> [WORK TO COMPLETE]:
Your task is to repeat the entries underneath exactly, minus the pictures.

> [GIVEN INFORMATION]:
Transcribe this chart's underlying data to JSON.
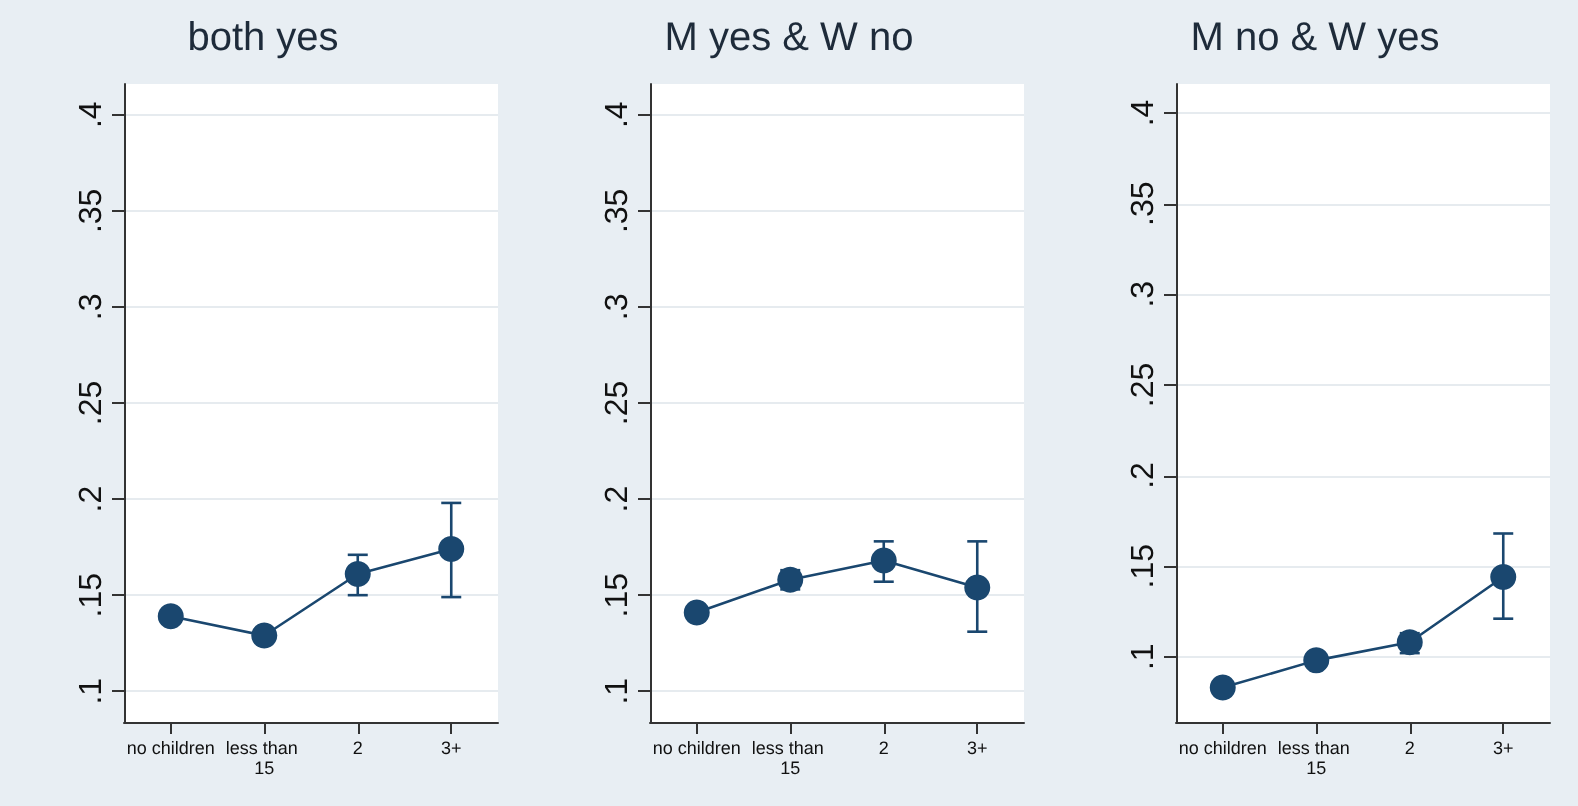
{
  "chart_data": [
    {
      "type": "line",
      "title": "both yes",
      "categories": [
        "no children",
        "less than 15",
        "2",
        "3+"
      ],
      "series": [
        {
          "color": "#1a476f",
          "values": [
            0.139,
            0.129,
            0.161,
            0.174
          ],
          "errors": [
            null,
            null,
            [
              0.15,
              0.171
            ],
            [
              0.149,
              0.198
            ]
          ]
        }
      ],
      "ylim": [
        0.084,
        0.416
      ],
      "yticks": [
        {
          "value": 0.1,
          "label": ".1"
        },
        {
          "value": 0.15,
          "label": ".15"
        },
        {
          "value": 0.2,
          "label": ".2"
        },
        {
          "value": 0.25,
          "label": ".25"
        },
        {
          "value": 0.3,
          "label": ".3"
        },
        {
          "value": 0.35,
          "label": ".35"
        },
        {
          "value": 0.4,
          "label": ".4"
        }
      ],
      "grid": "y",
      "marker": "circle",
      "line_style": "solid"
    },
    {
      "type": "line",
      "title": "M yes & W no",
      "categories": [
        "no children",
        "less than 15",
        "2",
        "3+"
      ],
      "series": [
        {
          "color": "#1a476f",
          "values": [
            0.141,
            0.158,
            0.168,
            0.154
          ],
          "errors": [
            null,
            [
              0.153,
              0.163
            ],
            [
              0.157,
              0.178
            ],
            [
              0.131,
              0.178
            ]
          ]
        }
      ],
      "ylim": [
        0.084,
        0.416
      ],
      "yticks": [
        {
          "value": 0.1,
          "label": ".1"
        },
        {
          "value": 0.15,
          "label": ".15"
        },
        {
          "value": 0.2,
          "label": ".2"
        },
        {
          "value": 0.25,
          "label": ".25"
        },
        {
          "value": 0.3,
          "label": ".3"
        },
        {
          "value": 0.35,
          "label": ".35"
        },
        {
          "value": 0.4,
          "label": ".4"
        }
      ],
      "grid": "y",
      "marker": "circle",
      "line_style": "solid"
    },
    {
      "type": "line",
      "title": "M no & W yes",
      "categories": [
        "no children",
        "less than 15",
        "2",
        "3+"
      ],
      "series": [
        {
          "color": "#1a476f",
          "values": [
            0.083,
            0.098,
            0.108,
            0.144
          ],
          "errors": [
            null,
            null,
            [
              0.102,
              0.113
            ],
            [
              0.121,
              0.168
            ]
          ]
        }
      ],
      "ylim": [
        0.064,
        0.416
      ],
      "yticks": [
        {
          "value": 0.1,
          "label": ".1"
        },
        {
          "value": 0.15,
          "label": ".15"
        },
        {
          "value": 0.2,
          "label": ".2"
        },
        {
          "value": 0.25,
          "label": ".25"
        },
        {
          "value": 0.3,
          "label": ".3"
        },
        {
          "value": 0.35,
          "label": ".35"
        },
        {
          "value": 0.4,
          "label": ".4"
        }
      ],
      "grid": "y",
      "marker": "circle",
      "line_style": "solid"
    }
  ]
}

> [FULL ANSWER]:
Transcribe this chart's underlying data to JSON.
{
  "chart_data": [
    {
      "type": "line",
      "title": "both yes",
      "categories": [
        "no children",
        "less than 15",
        "2",
        "3+"
      ],
      "series": [
        {
          "color": "#1a476f",
          "values": [
            0.139,
            0.129,
            0.161,
            0.174
          ],
          "errors": [
            null,
            null,
            [
              0.15,
              0.171
            ],
            [
              0.149,
              0.198
            ]
          ]
        }
      ],
      "ylim": [
        0.084,
        0.416
      ],
      "yticks": [
        {
          "value": 0.1,
          "label": ".1"
        },
        {
          "value": 0.15,
          "label": ".15"
        },
        {
          "value": 0.2,
          "label": ".2"
        },
        {
          "value": 0.25,
          "label": ".25"
        },
        {
          "value": 0.3,
          "label": ".3"
        },
        {
          "value": 0.35,
          "label": ".35"
        },
        {
          "value": 0.4,
          "label": ".4"
        }
      ],
      "grid": "y",
      "marker": "circle",
      "line_style": "solid"
    },
    {
      "type": "line",
      "title": "M yes & W no",
      "categories": [
        "no children",
        "less than 15",
        "2",
        "3+"
      ],
      "series": [
        {
          "color": "#1a476f",
          "values": [
            0.141,
            0.158,
            0.168,
            0.154
          ],
          "errors": [
            null,
            [
              0.153,
              0.163
            ],
            [
              0.157,
              0.178
            ],
            [
              0.131,
              0.178
            ]
          ]
        }
      ],
      "ylim": [
        0.084,
        0.416
      ],
      "yticks": [
        {
          "value": 0.1,
          "label": ".1"
        },
        {
          "value": 0.15,
          "label": ".15"
        },
        {
          "value": 0.2,
          "label": ".2"
        },
        {
          "value": 0.25,
          "label": ".25"
        },
        {
          "value": 0.3,
          "label": ".3"
        },
        {
          "value": 0.35,
          "label": ".35"
        },
        {
          "value": 0.4,
          "label": ".4"
        }
      ],
      "grid": "y",
      "marker": "circle",
      "line_style": "solid"
    },
    {
      "type": "line",
      "title": "M no & W yes",
      "categories": [
        "no children",
        "less than 15",
        "2",
        "3+"
      ],
      "series": [
        {
          "color": "#1a476f",
          "values": [
            0.083,
            0.098,
            0.108,
            0.144
          ],
          "errors": [
            null,
            null,
            [
              0.102,
              0.113
            ],
            [
              0.121,
              0.168
            ]
          ]
        }
      ],
      "ylim": [
        0.064,
        0.416
      ],
      "yticks": [
        {
          "value": 0.1,
          "label": ".1"
        },
        {
          "value": 0.15,
          "label": ".15"
        },
        {
          "value": 0.2,
          "label": ".2"
        },
        {
          "value": 0.25,
          "label": ".25"
        },
        {
          "value": 0.3,
          "label": ".3"
        },
        {
          "value": 0.35,
          "label": ".35"
        },
        {
          "value": 0.4,
          "label": ".4"
        }
      ],
      "grid": "y",
      "marker": "circle",
      "line_style": "solid"
    }
  ]
}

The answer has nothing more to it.